Exercise brief:
Reproduce all entries precisely as they are written.

Stored records:

>>>

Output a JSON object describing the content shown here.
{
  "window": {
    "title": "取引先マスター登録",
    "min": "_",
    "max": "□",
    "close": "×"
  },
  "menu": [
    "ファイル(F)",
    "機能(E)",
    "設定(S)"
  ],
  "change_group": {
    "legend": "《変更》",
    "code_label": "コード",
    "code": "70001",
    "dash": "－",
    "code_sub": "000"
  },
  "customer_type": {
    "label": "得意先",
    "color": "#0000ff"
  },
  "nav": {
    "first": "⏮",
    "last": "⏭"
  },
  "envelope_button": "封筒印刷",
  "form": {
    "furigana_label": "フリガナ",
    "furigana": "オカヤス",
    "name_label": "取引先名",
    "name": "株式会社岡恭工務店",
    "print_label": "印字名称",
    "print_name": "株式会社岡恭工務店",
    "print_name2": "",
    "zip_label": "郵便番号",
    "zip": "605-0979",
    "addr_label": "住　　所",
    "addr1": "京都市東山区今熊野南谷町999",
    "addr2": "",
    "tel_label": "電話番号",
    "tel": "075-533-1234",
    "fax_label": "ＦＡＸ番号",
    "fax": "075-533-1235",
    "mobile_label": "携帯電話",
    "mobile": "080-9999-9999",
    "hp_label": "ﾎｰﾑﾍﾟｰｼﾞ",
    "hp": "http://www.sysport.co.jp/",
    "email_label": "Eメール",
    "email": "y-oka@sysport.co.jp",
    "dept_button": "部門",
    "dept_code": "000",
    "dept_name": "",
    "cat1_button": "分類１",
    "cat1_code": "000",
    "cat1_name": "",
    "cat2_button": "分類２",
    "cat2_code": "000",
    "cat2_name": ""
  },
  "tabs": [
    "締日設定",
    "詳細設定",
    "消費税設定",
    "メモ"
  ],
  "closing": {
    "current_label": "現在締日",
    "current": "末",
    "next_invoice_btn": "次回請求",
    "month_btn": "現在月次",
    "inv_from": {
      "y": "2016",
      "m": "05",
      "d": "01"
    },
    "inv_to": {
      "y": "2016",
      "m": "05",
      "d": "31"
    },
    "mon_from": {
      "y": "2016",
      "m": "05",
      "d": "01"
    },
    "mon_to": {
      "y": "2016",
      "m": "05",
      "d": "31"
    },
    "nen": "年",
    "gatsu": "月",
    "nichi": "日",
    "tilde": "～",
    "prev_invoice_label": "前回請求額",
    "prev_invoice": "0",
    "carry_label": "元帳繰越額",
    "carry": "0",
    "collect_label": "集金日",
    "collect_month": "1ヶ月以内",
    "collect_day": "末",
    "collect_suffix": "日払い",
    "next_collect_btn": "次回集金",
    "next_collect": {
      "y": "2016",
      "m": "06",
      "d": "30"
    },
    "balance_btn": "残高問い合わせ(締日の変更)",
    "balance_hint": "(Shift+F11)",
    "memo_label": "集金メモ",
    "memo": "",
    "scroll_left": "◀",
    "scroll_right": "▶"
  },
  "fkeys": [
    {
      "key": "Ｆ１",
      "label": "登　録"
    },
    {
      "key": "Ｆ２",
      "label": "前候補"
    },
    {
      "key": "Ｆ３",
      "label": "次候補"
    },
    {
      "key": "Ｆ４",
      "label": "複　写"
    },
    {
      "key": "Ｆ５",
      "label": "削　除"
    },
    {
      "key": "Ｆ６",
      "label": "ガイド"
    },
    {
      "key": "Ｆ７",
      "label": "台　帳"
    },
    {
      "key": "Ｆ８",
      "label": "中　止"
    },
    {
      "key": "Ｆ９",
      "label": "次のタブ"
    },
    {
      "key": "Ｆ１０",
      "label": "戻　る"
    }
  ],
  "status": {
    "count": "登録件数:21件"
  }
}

<<<

Output below:
Output a JSON object describing the content shown here.
{
  "window": {
    "title": "取引先マスター登録",
    "min": "_",
    "max": "□",
    "close": "×"
  },
  "menu": [
    "ファイル(F)",
    "機能(E)",
    "設定(S)"
  ],
  "change_group": {
    "legend": "《変更》",
    "code_label": "コード",
    "code": "70001",
    "dash": "－",
    "code_sub": "000"
  },
  "customer_type": {
    "label": "得意先",
    "color": "#0000ff"
  },
  "nav": {
    "first": "⏮",
    "last": "⏭"
  },
  "envelope_button": "封筒印刷",
  "form": {
    "furigana_label": "フリガナ",
    "furigana": "オカヤス",
    "name_label": "取引先名",
    "name": "株式会社岡恭工務店",
    "print_label": "印字名称",
    "print_name": "株式会社岡恭工務店",
    "print_name2": "",
    "zip_label": "郵便番号",
    "zip": "605-0979",
    "addr_label": "住　　所",
    "addr1": "京都市東山区今熊野南谷町999",
    "addr2": "",
    "tel_label": "電話番号",
    "tel": "075-533-1234",
    "fax_label": "ＦＡＸ番号",
    "fax": "075-533-1235",
    "mobile_label": "携帯電話",
    "mobile": "080-9999-9999",
    "hp_label": "ﾎｰﾑﾍﾟｰｼﾞ",
    "hp": "http://www.sysport.co.jp/",
    "email_label": "Eメール",
    "email": "y-oka@sysport.co.jp",
    "dept_button": "部門",
    "dept_code": "000",
    "dept_name": "",
    "cat1_button": "分類１",
    "cat1_code": "000",
    "cat1_name": "",
    "cat2_button": "分類２",
    "cat2_code": "000",
    "cat2_name": ""
  },
  "tabs": [
    "締日設定",
    "詳細設定",
    "消費税設定",
    "メモ"
  ],
  "closing": {
    "current_label": "現在締日",
    "current": "末",
    "next_invoice_btn": "次回請求",
    "month_btn": "現在月次",
    "inv_from": {
      "y": "2016",
      "m": "05",
      "d": "01"
    },
    "inv_to": {
      "y": "2016",
      "m": "05",
      "d": "31"
    },
    "mon_from": {
      "y": "2016",
      "m": "05",
      "d": "01"
    },
    "mon_to": {
      "y": "2016",
      "m": "05",
      "d": "31"
    },
    "nen": "年",
    "gatsu": "月",
    "nichi": "日",
    "tilde": "～",
    "prev_invoice_label": "前回請求額",
    "prev_invoice": "0",
    "carry_label": "元帳繰越額",
    "carry": "0",
    "collect_label": "集金日",
    "collect_month": "1ヶ月以内",
    "collect_day": "末",
    "collect_suffix": "日払い",
    "next_collect_btn": "次回集金",
    "next_collect": {
      "y": "2016",
      "m": "06",
      "d": "30"
    },
    "balance_btn": "残高問い合わせ(締日の変更)",
    "balance_hint": "(Shift+F11)",
    "memo_label": "集金メモ",
    "memo": "",
    "scroll_left": "◀",
    "scroll_right": "▶"
  },
  "fkeys": [
    {
      "key": "Ｆ１",
      "label": "登　録"
    },
    {
      "key": "Ｆ２",
      "label": "前候補"
    },
    {
      "key": "Ｆ３",
      "label": "次候補"
    },
    {
      "key": "Ｆ４",
      "label": "複　写"
    },
    {
      "key": "Ｆ５",
      "label": "削　除"
    },
    {
      "key": "Ｆ６",
      "label": "ガイド"
    },
    {
      "key": "Ｆ７",
      "label": "台　帳"
    },
    {
      "key": "Ｆ８",
      "label": "中　止"
    },
    {
      "key": "Ｆ９",
      "label": "次のタブ"
    },
    {
      "key": "Ｆ１０",
      "label": "戻　る"
    }
  ],
  "status": {
    "count": "登録件数:21件"
  }
}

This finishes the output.